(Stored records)
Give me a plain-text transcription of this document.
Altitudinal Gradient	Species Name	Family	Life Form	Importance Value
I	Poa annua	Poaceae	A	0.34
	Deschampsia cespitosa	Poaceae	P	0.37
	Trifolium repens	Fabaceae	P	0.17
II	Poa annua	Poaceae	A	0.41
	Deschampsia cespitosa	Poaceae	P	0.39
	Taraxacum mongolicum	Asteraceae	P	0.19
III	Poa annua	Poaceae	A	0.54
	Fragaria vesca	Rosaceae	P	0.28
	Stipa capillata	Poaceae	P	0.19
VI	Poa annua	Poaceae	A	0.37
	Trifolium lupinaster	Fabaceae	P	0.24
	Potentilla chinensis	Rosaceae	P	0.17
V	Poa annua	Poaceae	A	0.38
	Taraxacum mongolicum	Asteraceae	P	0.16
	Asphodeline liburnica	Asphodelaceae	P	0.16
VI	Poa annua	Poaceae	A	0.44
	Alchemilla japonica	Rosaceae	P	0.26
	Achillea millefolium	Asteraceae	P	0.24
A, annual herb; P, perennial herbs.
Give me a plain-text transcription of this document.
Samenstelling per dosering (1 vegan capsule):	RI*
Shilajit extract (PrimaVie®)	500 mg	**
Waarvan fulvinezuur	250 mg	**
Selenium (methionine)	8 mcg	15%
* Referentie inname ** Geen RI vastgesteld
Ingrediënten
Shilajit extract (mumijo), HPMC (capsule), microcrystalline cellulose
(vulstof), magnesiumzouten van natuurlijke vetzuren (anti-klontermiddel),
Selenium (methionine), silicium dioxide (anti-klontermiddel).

Goal of the exercise:
Give the entries once more, exactly as they appear.

Exercise output:
Give me a plain-text transcription of this document.
Altitudinal Gradient	Species Name	Family	Life Form	Importance Value
I	Poa annua	Poaceae	A	0.34
	Deschampsia cespitosa	Poaceae	P	0.37
	Trifolium repens	Fabaceae	P	0.17
II	Poa annua	Poaceae	A	0.41
	Deschampsia cespitosa	Poaceae	P	0.39
	Taraxacum mongolicum	Asteraceae	P	0.19
III	Poa annua	Poaceae	A	0.54
	Fragaria vesca	Rosaceae	P	0.28
	Stipa capillata	Poaceae	P	0.19
VI	Poa annua	Poaceae	A	0.37
	Trifolium lupinaster	Fabaceae	P	0.24
	Potentilla chinensis	Rosaceae	P	0.17
V	Poa annua	Poaceae	A	0.38
	Taraxacum mongolicum	Asteraceae	P	0.16
	Asphodeline liburnica	Asphodelaceae	P	0.16
VI	Poa annua	Poaceae	A	0.44
	Alchemilla japonica	Rosaceae	P	0.26
	Achillea millefolium	Asteraceae	P	0.24
A, annual herb; P, perennial herbs.
Give me a plain-text transcription of this document.
Samenstelling per dosering (1 vegan capsule):	RI*
Shilajit extract (PrimaVie®)	500 mg	**
Waarvan fulvinezuur	250 mg	**
Selenium (methionine)	8 mcg	15%
* Referentie inname ** Geen RI vastgesteld
Ingrediënten
Shilajit extract (mumijo), HPMC (capsule), microcrystalline cellulose
(vulstof), magnesiumzouten van natuurlijke vetzuren (anti-klontermiddel),
Selenium (methionine), silicium dioxide (anti-klontermiddel).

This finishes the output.